Exercise prompt: Go through the records and filter out every line lacking the word "Each"; copy the lines that remain.
= Beginning of Section =
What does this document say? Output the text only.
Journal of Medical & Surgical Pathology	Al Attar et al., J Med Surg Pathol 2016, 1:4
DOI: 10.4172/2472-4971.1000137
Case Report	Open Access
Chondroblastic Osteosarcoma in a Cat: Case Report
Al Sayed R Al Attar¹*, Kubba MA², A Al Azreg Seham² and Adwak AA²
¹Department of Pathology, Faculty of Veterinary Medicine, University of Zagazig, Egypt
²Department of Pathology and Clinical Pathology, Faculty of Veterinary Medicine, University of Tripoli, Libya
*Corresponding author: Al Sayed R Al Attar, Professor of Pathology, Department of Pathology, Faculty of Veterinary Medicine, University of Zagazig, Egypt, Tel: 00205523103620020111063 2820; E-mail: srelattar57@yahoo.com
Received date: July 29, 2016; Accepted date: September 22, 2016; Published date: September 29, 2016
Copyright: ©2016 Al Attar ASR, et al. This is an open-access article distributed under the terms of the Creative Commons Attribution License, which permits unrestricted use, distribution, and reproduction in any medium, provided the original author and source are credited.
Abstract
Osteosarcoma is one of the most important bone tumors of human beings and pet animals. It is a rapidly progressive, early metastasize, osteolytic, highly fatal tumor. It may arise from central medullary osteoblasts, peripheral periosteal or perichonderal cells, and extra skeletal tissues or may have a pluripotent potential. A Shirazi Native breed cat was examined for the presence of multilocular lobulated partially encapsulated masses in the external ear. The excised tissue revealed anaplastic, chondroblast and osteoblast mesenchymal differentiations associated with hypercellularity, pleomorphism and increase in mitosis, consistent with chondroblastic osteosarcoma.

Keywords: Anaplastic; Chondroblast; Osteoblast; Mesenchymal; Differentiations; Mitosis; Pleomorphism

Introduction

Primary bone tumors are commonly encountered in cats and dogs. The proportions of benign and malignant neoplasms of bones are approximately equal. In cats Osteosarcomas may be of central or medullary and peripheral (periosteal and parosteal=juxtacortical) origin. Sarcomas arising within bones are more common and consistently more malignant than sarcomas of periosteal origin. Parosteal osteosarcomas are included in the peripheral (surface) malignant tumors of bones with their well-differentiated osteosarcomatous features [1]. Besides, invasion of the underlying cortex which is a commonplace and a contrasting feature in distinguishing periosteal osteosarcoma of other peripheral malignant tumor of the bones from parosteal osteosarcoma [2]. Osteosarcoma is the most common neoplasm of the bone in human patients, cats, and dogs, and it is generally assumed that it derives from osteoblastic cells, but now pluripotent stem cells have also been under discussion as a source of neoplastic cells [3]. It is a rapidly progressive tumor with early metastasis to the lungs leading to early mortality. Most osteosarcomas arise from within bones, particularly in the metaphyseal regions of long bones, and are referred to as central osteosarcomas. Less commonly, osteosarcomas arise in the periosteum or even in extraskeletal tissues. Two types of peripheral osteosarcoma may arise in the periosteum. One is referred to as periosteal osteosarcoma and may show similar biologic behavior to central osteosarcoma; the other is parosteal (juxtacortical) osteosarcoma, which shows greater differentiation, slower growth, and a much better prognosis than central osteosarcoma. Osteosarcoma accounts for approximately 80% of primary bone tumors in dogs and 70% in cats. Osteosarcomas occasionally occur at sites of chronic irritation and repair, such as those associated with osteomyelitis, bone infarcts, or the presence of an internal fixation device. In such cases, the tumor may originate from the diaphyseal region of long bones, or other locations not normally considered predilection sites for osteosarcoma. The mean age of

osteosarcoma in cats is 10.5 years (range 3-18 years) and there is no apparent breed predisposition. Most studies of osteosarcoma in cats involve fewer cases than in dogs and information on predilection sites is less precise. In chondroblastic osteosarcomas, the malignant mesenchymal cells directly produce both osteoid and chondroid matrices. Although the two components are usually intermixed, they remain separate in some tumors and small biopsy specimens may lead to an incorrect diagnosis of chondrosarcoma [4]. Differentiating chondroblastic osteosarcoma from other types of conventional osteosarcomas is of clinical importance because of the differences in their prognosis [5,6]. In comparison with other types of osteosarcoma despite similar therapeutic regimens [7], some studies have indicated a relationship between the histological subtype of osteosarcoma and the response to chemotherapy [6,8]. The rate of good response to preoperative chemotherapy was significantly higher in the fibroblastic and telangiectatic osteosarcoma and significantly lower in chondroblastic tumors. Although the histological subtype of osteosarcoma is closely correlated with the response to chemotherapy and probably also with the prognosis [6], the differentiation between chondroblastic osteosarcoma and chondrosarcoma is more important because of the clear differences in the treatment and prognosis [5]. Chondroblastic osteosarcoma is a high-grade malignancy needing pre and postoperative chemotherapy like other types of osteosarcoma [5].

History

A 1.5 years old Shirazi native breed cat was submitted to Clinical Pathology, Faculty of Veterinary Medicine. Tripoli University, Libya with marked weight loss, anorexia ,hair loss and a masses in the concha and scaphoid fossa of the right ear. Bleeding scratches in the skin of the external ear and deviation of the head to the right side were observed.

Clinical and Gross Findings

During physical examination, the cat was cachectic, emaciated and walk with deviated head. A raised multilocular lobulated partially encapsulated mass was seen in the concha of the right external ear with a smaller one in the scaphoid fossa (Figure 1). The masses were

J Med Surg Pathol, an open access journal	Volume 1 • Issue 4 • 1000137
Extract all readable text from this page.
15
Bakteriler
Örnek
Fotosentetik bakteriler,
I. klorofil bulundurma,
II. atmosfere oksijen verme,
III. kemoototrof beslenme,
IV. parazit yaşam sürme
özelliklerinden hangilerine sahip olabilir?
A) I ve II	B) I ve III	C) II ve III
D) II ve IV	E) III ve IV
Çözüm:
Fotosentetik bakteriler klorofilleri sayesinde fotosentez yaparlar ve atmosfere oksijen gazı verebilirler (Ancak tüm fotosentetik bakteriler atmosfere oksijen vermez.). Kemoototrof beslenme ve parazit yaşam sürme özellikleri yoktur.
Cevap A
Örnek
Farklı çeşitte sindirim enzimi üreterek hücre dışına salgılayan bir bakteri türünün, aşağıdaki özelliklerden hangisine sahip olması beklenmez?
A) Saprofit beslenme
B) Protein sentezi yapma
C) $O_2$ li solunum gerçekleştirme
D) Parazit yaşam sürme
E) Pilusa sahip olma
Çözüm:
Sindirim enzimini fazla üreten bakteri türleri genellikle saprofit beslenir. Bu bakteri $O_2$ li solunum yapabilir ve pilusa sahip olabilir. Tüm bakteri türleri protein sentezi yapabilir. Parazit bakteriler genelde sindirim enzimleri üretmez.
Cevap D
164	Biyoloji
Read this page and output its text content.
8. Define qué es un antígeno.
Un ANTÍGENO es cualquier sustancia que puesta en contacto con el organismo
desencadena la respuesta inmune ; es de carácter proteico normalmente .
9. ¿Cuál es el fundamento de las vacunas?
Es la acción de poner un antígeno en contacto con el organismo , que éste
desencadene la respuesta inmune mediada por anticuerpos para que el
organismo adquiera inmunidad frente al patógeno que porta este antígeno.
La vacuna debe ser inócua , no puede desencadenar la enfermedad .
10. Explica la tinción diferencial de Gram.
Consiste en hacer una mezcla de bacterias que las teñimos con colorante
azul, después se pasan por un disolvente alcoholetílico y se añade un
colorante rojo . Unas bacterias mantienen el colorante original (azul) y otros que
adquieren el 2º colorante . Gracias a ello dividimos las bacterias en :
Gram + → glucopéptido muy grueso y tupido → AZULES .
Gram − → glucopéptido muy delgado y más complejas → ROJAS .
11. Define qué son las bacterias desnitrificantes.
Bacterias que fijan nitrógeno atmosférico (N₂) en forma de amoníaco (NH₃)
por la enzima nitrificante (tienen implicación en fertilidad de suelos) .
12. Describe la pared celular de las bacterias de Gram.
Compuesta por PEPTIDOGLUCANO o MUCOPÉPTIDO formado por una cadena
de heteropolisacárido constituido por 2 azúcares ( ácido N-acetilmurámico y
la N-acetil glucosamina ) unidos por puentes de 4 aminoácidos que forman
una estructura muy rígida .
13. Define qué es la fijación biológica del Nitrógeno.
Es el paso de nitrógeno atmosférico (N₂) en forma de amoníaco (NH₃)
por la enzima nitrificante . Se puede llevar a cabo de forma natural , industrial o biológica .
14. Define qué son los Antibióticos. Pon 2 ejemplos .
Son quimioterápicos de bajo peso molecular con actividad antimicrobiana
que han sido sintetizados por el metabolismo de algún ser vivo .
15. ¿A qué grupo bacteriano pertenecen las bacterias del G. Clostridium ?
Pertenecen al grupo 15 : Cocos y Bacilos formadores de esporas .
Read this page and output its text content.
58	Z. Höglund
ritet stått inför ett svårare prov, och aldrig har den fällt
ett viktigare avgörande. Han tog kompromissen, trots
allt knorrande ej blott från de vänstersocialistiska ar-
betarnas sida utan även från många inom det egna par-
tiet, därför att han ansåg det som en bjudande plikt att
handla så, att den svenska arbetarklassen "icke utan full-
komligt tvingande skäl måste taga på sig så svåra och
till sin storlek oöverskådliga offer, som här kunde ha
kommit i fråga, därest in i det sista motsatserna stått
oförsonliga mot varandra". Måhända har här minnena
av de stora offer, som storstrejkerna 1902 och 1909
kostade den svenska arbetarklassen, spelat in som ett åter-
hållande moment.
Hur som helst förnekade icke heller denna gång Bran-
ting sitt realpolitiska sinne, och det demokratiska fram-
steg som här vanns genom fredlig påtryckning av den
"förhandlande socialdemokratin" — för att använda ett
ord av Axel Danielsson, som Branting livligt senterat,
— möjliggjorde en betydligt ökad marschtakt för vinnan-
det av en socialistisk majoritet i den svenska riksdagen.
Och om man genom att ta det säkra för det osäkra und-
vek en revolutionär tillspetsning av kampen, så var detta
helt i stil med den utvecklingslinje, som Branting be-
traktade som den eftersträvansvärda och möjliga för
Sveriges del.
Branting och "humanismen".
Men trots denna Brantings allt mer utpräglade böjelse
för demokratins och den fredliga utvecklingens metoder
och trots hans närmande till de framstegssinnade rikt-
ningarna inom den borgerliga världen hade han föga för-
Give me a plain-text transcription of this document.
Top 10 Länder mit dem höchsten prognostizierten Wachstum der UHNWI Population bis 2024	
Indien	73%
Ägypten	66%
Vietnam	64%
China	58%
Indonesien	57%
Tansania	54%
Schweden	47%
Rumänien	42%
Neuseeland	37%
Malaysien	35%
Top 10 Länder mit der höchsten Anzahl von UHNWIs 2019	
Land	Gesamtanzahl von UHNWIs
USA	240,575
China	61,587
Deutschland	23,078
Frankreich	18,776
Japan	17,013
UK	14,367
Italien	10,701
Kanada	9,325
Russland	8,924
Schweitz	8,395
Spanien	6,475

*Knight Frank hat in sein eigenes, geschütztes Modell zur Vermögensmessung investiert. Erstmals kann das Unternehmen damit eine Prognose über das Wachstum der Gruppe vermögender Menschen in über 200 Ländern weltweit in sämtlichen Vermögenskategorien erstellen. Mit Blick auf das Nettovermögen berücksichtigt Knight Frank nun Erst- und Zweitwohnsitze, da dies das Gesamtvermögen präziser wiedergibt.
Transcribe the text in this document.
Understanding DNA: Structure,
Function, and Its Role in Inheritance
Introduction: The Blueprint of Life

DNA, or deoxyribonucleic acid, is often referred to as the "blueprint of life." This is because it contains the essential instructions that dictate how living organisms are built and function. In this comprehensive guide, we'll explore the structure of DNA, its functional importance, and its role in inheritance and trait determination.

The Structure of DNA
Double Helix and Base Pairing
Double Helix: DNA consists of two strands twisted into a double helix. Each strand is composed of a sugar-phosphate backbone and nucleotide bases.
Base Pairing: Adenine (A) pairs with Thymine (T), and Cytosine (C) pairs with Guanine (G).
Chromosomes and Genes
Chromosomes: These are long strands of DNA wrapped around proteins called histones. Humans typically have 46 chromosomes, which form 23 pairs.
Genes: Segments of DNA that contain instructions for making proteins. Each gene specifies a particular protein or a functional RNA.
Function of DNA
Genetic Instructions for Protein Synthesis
= End of Section =
Answer box:
Double Helix: DNA consists of two strands twisted into a double helix. Each strand is composed of a sugar-phosphate backbone and nucleotide bases.
Genes: Segments of DNA that contain instructions for making proteins. Each gene specifies a particular protein or a functional RNA.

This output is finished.